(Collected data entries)
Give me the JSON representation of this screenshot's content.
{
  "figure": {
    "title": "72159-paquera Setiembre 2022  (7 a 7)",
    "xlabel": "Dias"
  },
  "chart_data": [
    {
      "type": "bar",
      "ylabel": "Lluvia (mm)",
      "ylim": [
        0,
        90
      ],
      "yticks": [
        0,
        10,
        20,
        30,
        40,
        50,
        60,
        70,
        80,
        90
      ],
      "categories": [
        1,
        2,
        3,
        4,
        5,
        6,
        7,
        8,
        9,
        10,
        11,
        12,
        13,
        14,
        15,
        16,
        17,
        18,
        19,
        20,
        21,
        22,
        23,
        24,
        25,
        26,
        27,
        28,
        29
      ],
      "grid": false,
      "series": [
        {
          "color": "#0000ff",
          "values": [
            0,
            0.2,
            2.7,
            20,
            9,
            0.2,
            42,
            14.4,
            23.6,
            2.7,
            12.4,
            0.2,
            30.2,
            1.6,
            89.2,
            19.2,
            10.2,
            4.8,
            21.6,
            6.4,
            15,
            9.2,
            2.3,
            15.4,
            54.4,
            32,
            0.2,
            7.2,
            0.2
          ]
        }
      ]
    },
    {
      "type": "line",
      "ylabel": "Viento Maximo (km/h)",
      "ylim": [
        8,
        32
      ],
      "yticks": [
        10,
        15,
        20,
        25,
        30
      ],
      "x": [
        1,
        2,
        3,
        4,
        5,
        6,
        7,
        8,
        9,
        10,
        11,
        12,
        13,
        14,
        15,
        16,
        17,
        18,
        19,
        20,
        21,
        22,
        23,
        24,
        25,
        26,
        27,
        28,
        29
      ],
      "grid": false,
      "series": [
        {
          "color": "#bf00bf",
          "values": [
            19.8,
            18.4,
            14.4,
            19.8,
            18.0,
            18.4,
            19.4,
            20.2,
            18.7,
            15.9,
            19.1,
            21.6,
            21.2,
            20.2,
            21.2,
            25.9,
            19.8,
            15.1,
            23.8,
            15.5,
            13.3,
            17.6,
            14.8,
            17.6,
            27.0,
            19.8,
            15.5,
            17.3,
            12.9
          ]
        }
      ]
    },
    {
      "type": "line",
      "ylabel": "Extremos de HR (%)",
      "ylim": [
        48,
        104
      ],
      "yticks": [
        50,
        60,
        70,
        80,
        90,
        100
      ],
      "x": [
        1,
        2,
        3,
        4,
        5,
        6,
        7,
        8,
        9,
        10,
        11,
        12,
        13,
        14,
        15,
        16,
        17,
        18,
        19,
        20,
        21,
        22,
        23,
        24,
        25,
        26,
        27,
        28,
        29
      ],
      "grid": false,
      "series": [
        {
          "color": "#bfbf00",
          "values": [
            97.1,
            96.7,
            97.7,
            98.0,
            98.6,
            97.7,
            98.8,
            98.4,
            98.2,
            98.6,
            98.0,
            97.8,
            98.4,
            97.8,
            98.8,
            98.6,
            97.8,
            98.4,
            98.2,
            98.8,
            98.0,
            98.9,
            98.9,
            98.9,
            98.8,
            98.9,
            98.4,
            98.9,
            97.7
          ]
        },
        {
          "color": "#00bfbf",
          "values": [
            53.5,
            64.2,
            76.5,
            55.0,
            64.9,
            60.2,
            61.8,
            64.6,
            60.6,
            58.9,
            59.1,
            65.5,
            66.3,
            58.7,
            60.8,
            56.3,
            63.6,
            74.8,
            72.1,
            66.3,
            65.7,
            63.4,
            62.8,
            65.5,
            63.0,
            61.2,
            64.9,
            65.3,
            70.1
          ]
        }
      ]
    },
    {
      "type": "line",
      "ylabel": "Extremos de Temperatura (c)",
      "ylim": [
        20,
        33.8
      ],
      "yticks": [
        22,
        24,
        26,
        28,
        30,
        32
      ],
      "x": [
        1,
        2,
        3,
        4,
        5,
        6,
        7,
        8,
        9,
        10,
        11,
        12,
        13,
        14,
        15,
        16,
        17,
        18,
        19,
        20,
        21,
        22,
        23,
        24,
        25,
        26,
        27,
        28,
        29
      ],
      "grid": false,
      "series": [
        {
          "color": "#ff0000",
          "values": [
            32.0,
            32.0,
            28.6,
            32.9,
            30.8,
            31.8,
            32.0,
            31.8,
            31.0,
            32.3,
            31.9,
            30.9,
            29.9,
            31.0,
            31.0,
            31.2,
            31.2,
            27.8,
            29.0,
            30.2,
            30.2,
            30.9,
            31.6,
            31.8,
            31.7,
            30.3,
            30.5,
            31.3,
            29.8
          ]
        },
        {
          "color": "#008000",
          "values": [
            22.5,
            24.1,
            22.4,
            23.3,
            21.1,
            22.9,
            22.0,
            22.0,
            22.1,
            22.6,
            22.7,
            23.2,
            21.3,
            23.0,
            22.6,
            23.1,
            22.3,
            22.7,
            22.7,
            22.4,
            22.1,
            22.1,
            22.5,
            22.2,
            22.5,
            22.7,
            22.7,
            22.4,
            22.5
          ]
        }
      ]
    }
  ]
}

Instructions for the task: Filter the listing above for the string "color" and copy every matching line.

Response below:
          "color": "#0000ff",
          "color": "#bf00bf",
          "color": "#bfbf00",
          "color": "#00bfbf",
          "color": "#ff0000",
          "color": "#008000",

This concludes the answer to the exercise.